▶ [Explore the material]:
a) Please reproduce the stretch of the passage on compounds 1–3 from "Structure analysis reveals" through "structure (Fig. S2†).".
b) According to the passage on compounds 1–3, what crystal system and space group does compound 1 crystallize in?
c) List every figure reference that appears in the passage on compounds 1–3.

▶ [Extract]:
Thermogravimetric (TG) analyses of 1–3 were performed on polycrystalline samples under a nitrogen atmosphere to check their thermal stability (Fig. S12†). For 1, the weight loses 60.74% for the decomposition of mpca in the temperature range of 215 to 335 °C (calcd 60.82%). In the temperature range of 335 to 800 °C, the 1D structure of 1 decomposes completely. The remaining weight of 8.92% is in accord with the mass of Co residue (8.92%). For 2, in the temperature range of 220 to 315 °C, the weight loss of 60.48% corresponds to the loss of mpca ligands (60.24%). The bpp ligands do not decompose completely at 800 °C. For 3, the structure began to decompose at about 180 °C, and ended at about 500 °C. For mpca, it decomposes completely in the range of 165 to 272 °C.

The PXRD patterns of compounds 1–3 were recorded at room temperature. As shown in Fig. S13,† all of the major diffraction peaks of experimental patterns match well with their theoretical patterns, indicating the phase purities of these compounds.

Results and discussion

Structure of compounds 1–3

Structure analysis reveals that compound 1 crystallizes in a monoclinic system with space group P2₁/c. The asymmetric unit consists of one Co²⁺ ion, one bpp and two mpca molecules, as shown in Fig. 1a. In 1, the Co atom is six-coordinated by two N atoms from two bpp ligands and four O atoms from two mpca ligands, forming a [CoN₂O₄] octahedron (Fig. S1a†). In 1, all adjacent [CoN₂O₄] octahedrons are linked by bpp ligands to form a wave-like chain, with mpca functioning as pendant phenyl-isoxazole arms (Fig. 1b). Furthermore, the adjacent chains are parallel arranged via the hydrogen bonds between the pendant arms of mpca, forming a two dimensional (2D) supramolecular layer (Fig. 1c). Note that two adjacent supramolecular layers could join together via hydrogen-bonding interactions to form a double layer structure (Fig. S2†).

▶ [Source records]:
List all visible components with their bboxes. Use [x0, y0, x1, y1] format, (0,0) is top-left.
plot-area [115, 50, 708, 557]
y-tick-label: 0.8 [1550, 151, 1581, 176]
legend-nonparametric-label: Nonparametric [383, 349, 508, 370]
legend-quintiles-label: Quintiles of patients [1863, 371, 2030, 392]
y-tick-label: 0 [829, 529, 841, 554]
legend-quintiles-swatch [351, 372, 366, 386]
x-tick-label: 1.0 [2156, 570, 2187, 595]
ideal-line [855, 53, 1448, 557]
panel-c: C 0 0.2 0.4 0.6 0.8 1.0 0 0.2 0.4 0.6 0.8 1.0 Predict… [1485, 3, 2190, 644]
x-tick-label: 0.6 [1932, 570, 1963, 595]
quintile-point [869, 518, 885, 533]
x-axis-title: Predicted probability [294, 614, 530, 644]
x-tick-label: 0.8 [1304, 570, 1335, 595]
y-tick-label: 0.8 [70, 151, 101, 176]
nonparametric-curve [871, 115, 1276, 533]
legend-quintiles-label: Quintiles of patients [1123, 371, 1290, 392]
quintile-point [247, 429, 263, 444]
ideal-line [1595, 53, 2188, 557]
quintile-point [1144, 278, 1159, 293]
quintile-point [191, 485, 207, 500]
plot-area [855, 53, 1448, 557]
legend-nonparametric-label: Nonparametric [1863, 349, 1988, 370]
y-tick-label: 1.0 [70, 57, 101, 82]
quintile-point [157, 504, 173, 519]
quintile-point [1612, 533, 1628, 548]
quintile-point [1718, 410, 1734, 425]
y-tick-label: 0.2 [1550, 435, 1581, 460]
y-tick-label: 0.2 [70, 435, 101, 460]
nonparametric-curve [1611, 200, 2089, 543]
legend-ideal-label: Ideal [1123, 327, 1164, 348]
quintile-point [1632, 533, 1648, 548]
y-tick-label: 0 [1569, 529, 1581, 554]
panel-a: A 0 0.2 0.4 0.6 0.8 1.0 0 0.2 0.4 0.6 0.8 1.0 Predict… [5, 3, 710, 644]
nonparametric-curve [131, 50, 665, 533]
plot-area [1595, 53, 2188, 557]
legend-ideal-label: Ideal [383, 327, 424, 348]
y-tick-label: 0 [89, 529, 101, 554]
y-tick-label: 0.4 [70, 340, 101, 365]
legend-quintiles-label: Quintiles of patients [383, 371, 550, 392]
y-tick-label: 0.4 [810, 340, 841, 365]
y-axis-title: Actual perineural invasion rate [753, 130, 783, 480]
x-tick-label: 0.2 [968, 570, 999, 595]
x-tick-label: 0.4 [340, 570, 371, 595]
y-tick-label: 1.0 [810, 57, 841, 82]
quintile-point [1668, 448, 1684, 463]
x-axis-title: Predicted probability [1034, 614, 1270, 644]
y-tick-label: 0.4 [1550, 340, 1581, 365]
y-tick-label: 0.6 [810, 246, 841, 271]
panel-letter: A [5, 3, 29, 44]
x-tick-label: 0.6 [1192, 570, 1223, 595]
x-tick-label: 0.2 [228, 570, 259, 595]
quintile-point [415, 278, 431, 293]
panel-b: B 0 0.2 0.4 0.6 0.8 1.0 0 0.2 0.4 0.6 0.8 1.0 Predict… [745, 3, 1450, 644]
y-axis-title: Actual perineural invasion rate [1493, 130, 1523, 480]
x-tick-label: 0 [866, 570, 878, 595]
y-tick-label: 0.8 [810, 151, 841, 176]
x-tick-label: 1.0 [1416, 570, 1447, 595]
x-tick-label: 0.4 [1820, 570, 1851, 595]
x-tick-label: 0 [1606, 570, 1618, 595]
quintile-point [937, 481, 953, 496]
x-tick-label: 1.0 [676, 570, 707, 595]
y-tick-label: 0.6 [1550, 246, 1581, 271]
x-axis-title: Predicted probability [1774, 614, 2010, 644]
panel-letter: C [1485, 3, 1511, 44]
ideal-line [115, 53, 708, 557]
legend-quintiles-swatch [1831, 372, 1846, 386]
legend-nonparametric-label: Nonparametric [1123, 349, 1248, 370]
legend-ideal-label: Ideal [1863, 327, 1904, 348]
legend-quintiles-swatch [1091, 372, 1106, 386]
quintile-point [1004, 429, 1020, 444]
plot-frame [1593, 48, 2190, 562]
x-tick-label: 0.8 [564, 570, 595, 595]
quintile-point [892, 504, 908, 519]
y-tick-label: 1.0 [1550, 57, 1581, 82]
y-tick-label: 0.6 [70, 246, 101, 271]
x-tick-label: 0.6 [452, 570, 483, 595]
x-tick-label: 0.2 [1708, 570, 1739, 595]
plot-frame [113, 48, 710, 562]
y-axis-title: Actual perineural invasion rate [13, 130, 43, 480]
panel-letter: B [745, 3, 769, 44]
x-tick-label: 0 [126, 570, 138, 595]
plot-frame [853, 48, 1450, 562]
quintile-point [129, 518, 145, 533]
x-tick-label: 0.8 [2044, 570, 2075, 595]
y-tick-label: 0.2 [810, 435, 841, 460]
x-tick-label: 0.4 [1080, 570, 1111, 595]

▶ [Per-task answers]:
a)
Structure analysis reveals that compound 1 crystallizes in a monoclinic system with space group P2₁/c. The asymmetric unit consists of one Co²⁺ ion, one bpp and two mpca molecules, as shown in Fig. 1a. In 1, the Co atom is six-coordinated by two N atoms from two bpp ligands and four O atoms from two mpca ligands, forming a [CoN₂O₄] octahedron (Fig. S1a†). In 1, all adjacent [CoN₂O₄] octahedrons are linked by bpp ligands to form a wave-like chain, with mpca functioning as pendant phenyl-isoxazole arms (Fig. 1b). Furthermore, the adjacent chains are parallel arranged via the hydrogen bonds between the pendant arms of mpca, forming a two dimensional (2D) supramolecular layer (Fig. 1c). Note that two adjacent supramolecular layers could join together via hydrogen-bonding interactions to form a double layer structure (Fig. S2†).

b) Monoclinic, with space group P2₁/c.

c)
Fig. S12
Fig. S13
Fig. 1a
Fig. S1a
Fig. 1b
Fig. 1c
Fig. S2